Data records:
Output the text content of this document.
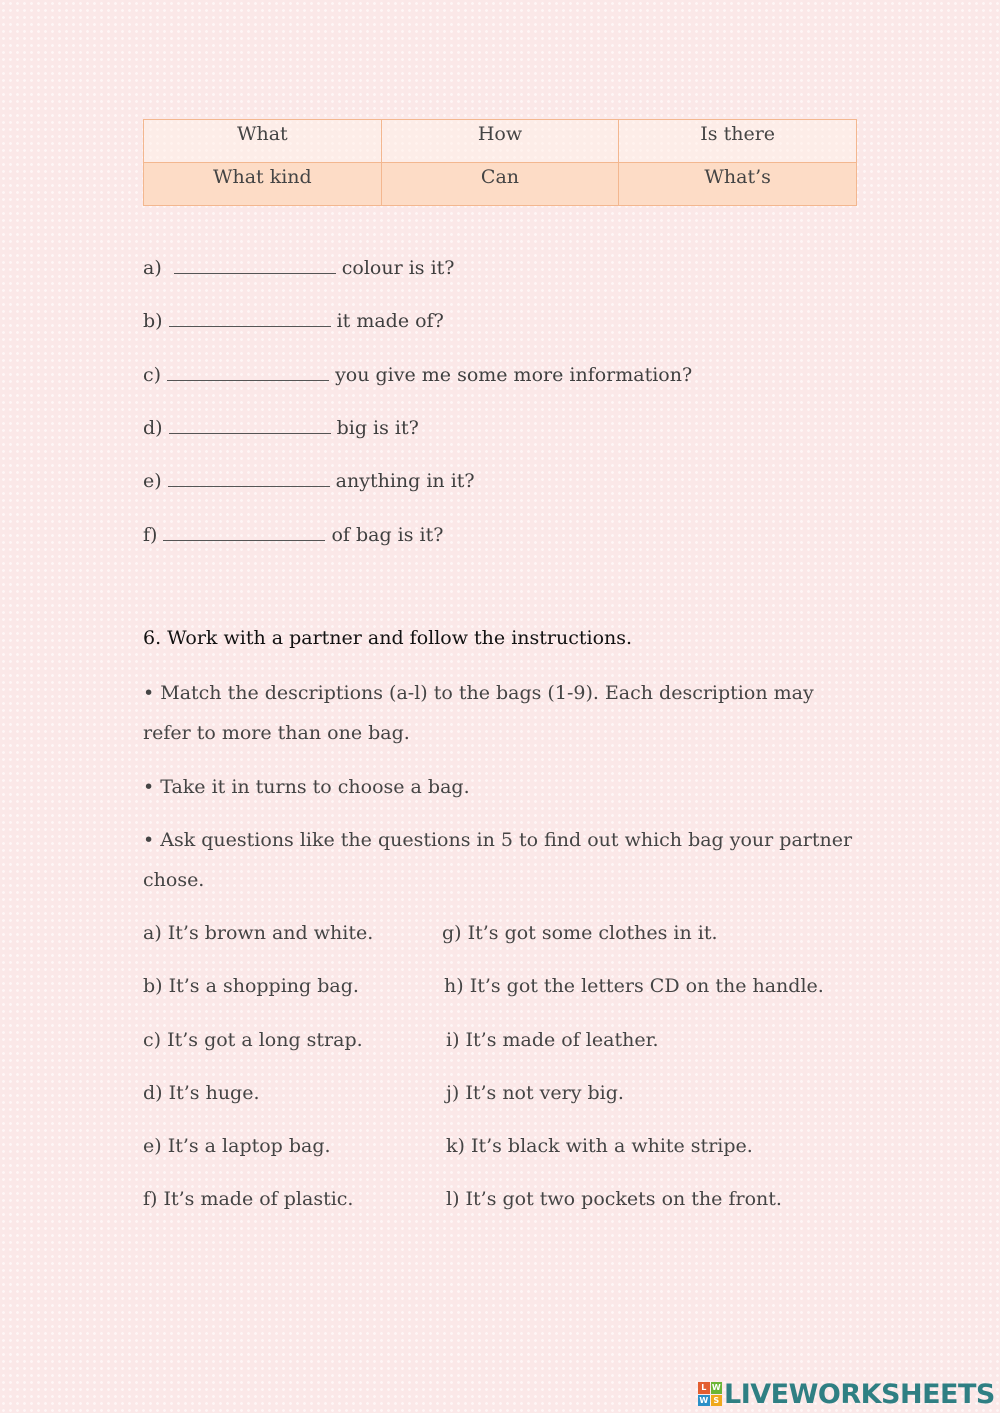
What	How	Is there
What kind	Can	What’s
a)	colour is it?
b)	it made of?
c)	you give me some more information?
d)	big is it?
e)	anything in it?
f)	of bag is it?
6. Work with a partner and follow the instructions.
• Match the descriptions (a-l) to the bags (1-9). Each description may
refer to more than one bag.
• Take it in turns to choose a bag.
• Ask questions like the questions in 5 to find out which bag your partner
chose.
a) It’s brown and white.
b) It’s a shopping bag.
c) It’s got a long strap.
d) It’s huge.
e) It’s a laptop bag.
f) It’s made of plastic.
g) It’s got some clothes in it.
h) It’s got the letters CD on the handle.
i) It’s made of leather.
j) It’s not very big.
k) It’s black with a white stripe.
l) It’s got two pockets on the front.
L W
W S LIVEWORKSHEETS
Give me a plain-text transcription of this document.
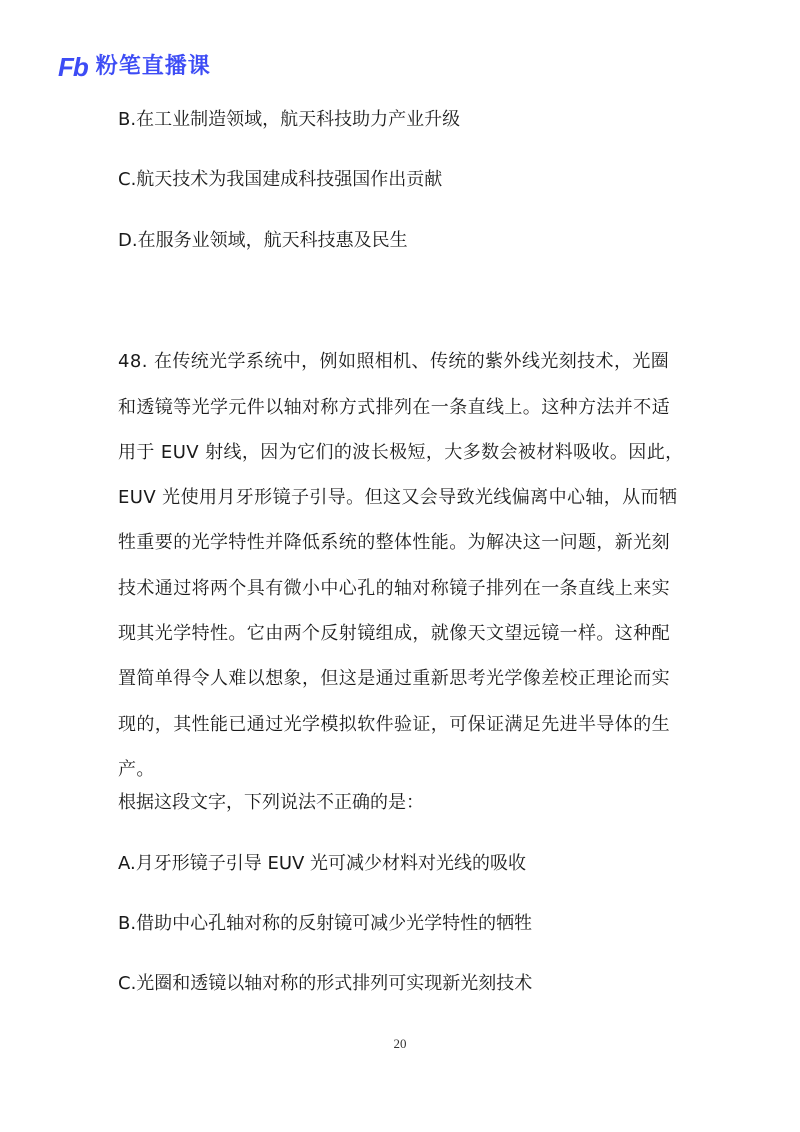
Fb 粉笔直播课
B.在工业制造领域，航天科技助力产业升级
C.航天技术为我国建成科技强国作出贡献
D.在服务业领域，航天科技惠及民生
48. 在传统光学系统中，例如照相机、传统的紫外线光刻技术，光圈
和透镜等光学元件以轴对称方式排列在一条直线上。这种方法并不适
用于 EUV 射线，因为它们的波长极短，大多数会被材料吸收。因此，
EUV 光使用月牙形镜子引导。但这又会导致光线偏离中心轴，从而牺
牲重要的光学特性并降低系统的整体性能。为解决这一问题，新光刻
技术通过将两个具有微小中心孔的轴对称镜子排列在一条直线上来实
现其光学特性。它由两个反射镜组成，就像天文望远镜一样。这种配
置简单得令人难以想象，但这是通过重新思考光学像差校正理论而实
现的，其性能已通过光学模拟软件验证，可保证满足先进半导体的生
产。
根据这段文字，下列说法不正确的是：
A.月牙形镜子引导 EUV 光可减少材料对光线的吸收
B.借助中心孔轴对称的反射镜可减少光学特性的牺牲
C.光圈和透镜以轴对称的形式排列可实现新光刻技术
20
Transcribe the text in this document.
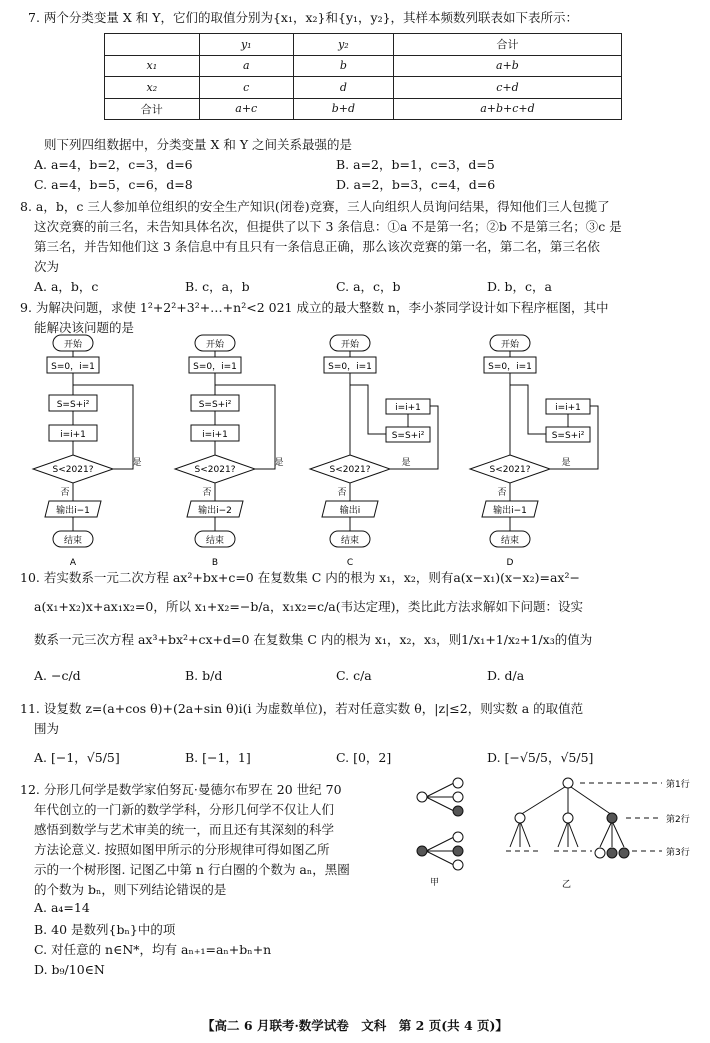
7. 两个分类变量 X 和 Y，它们的取值分别为{x₁，x₂}和{y₁，y₂}，其样本频数列联表如下表所示：
	y₁	y₂	合计
x₁	a	b	a+b
x₂	c	d	c+d
合计	a+c	b+d	a+b+c+d
则下列四组数据中，分类变量 X 和 Y 之间关系最强的是
A. a=4，b=2，c=3，d=6	B. a=2，b=1，c=3，d=5
C. a=4，b=5，c=6，d=8	D. a=2，b=3，c=4，d=6
8. a，b，c 三人参加单位组织的安全生产知识(闭卷)竞赛，三人向组织人员询问结果，得知他们三人包揽了
这次竞赛的前三名，未告知具体名次，但提供了以下 3 条信息：①a 不是第一名；②b 不是第三名；③c 是
第三名，并告知他们这 3 条信息中有且只有一条信息正确，那么该次竞赛的第一名，第二名，第三名依
次为
A. a，b，c	B. c，a，b	C. a，c，b	D. b，c，a
9. 为解决问题，求使 1²+2²+3²+…+n²<2 021 成立的最大整数 n，李小茶同学设计如下程序框图，其中
能解决该问题的是
开始
S=0，i=1
S=S+i²
i=i+1
是
S<2021?
否
输出i−1
结束
A
开始
S=0，i=1
S=S+i²
i=i+1
是
S<2021?
否
输出i−2
结束
B
开始
S=0，i=1
i=i+1
S=S+i²
是
S<2021?
否
输出i
结束
C
开始
S=0，i=1
i=i+1
S=S+i²
是
S<2021?
否
输出i−1
结束
D
10. 若实数系一元二次方程 ax²+bx+c=0 在复数集 C 内的根为 x₁，x₂，则有a(x−x₁)(x−x₂)=ax²−
a(x₁+x₂)x+ax₁x₂=0，所以 x₁+x₂=−b/a，x₁x₂=c/a(韦达定理)，类比此方法求解如下问题：设实
数系一元三次方程 ax³+bx²+cx+d=0 在复数集 C 内的根为 x₁，x₂，x₃，则1/x₁+1/x₂+1/x₃的值为
A. −c/d	B. b/d	C. c/a	D. d/a
11. 设复数 z=(a+cos θ)+(2a+sin θ)i(i 为虚数单位)，若对任意实数 θ，|z|≤2，则实数 a 的取值范
围为
A. [−1，√5/5]	B. [−1，1]	C. [0，2]	D. [−√5/5，√5/5]
12. 分形几何学是数学家伯努瓦·曼德尔布罗在 20 世纪 70
年代创立的一门新的数学学科，分形几何学不仅让人们
感悟到数学与艺术审美的统一，而且还有其深刻的科学
方法论意义. 按照如图甲所示的分形规律可得如图乙所
示的一个树形图. 记图乙中第 n 行白圈的个数为 aₙ，黑圈
的个数为 bₙ，则下列结论错误的是
A. a₄=14
B. 40 是数列{bₙ}中的项
C. 对任意的 n∈N*，均有 aₙ₊₁=aₙ+bₙ+n
D. b₉/10∈N
甲
第1行
第2行
第3行
乙
【高二 6 月联考·数学试卷　文科　第 2 页(共 4 页)】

What you are asked to do: Write out the entries again, exactly as given, skipping any images.

Response to this exercise:
Output the text content of this document.
What	How	Is there
What kind	Can	What’s
a)	colour is it?
b)	it made of?
c)	you give me some more information?
d)	big is it?
e)	anything in it?
f)	of bag is it?
6. Work with a partner and follow the instructions.
• Match the descriptions (a-l) to the bags (1-9). Each description may
refer to more than one bag.
• Take it in turns to choose a bag.
• Ask questions like the questions in 5 to find out which bag your partner
chose.
a) It’s brown and white.
b) It’s a shopping bag.
c) It’s got a long strap.
d) It’s huge.
e) It’s a laptop bag.
f) It’s made of plastic.
g) It’s got some clothes in it.
h) It’s got the letters CD on the handle.
i) It’s made of leather.
j) It’s not very big.
k) It’s black with a white stripe.
l) It’s got two pockets on the front.
L W
W S LIVEWORKSHEETS
Give me a plain-text transcription of this document.
Fb 粉笔直播课
B.在工业制造领域，航天科技助力产业升级
C.航天技术为我国建成科技强国作出贡献
D.在服务业领域，航天科技惠及民生
48. 在传统光学系统中，例如照相机、传统的紫外线光刻技术，光圈
和透镜等光学元件以轴对称方式排列在一条直线上。这种方法并不适
用于 EUV 射线，因为它们的波长极短，大多数会被材料吸收。因此，
EUV 光使用月牙形镜子引导。但这又会导致光线偏离中心轴，从而牺
牲重要的光学特性并降低系统的整体性能。为解决这一问题，新光刻
技术通过将两个具有微小中心孔的轴对称镜子排列在一条直线上来实
现其光学特性。它由两个反射镜组成，就像天文望远镜一样。这种配
置简单得令人难以想象，但这是通过重新思考光学像差校正理论而实
现的，其性能已通过光学模拟软件验证，可保证满足先进半导体的生
产。
根据这段文字，下列说法不正确的是：
A.月牙形镜子引导 EUV 光可减少材料对光线的吸收
B.借助中心孔轴对称的反射镜可减少光学特性的牺牲
C.光圈和透镜以轴对称的形式排列可实现新光刻技术
20
Transcribe the text in this document.
7. 两个分类变量 X 和 Y，它们的取值分别为{x₁，x₂}和{y₁，y₂}，其样本频数列联表如下表所示：
	y₁	y₂	合计
x₁	a	b	a+b
x₂	c	d	c+d
合计	a+c	b+d	a+b+c+d
则下列四组数据中，分类变量 X 和 Y 之间关系最强的是
A. a=4，b=2，c=3，d=6	B. a=2，b=1，c=3，d=5
C. a=4，b=5，c=6，d=8	D. a=2，b=3，c=4，d=6
8. a，b，c 三人参加单位组织的安全生产知识(闭卷)竞赛，三人向组织人员询问结果，得知他们三人包揽了
这次竞赛的前三名，未告知具体名次，但提供了以下 3 条信息：①a 不是第一名；②b 不是第三名；③c 是
第三名，并告知他们这 3 条信息中有且只有一条信息正确，那么该次竞赛的第一名，第二名，第三名依
次为
A. a，b，c	B. c，a，b	C. a，c，b	D. b，c，a
9. 为解决问题，求使 1²+2²+3²+…+n²<2 021 成立的最大整数 n，李小茶同学设计如下程序框图，其中
能解决该问题的是
开始
S=0，i=1
S=S+i²
i=i+1
是
S<2021?
否
输出i−1
结束
A
开始
S=0，i=1
S=S+i²
i=i+1
是
S<2021?
否
输出i−2
结束
B
开始
S=0，i=1
i=i+1
S=S+i²
是
S<2021?
否
输出i
结束
C
开始
S=0，i=1
i=i+1
S=S+i²
是
S<2021?
否
输出i−1
结束
D
10. 若实数系一元二次方程 ax²+bx+c=0 在复数集 C 内的根为 x₁，x₂，则有a(x−x₁)(x−x₂)=ax²−
a(x₁+x₂)x+ax₁x₂=0，所以 x₁+x₂=−b/a，x₁x₂=c/a(韦达定理)，类比此方法求解如下问题：设实
数系一元三次方程 ax³+bx²+cx+d=0 在复数集 C 内的根为 x₁，x₂，x₃，则1/x₁+1/x₂+1/x₃的值为
A. −c/d	B. b/d	C. c/a	D. d/a
11. 设复数 z=(a+cos θ)+(2a+sin θ)i(i 为虚数单位)，若对任意实数 θ，|z|≤2，则实数 a 的取值范
围为
A. [−1，√5/5]	B. [−1，1]	C. [0，2]	D. [−√5/5，√5/5]
12. 分形几何学是数学家伯努瓦·曼德尔布罗在 20 世纪 70
年代创立的一门新的数学学科，分形几何学不仅让人们
感悟到数学与艺术审美的统一，而且还有其深刻的科学
方法论意义. 按照如图甲所示的分形规律可得如图乙所
示的一个树形图. 记图乙中第 n 行白圈的个数为 aₙ，黑圈
的个数为 bₙ，则下列结论错误的是
A. a₄=14
B. 40 是数列{bₙ}中的项
C. 对任意的 n∈N*，均有 aₙ₊₁=aₙ+bₙ+n
D. b₉/10∈N
甲
第1行
第2行
第3行
乙
【高二 6 月联考·数学试卷　文科　第 2 页(共 4 页)】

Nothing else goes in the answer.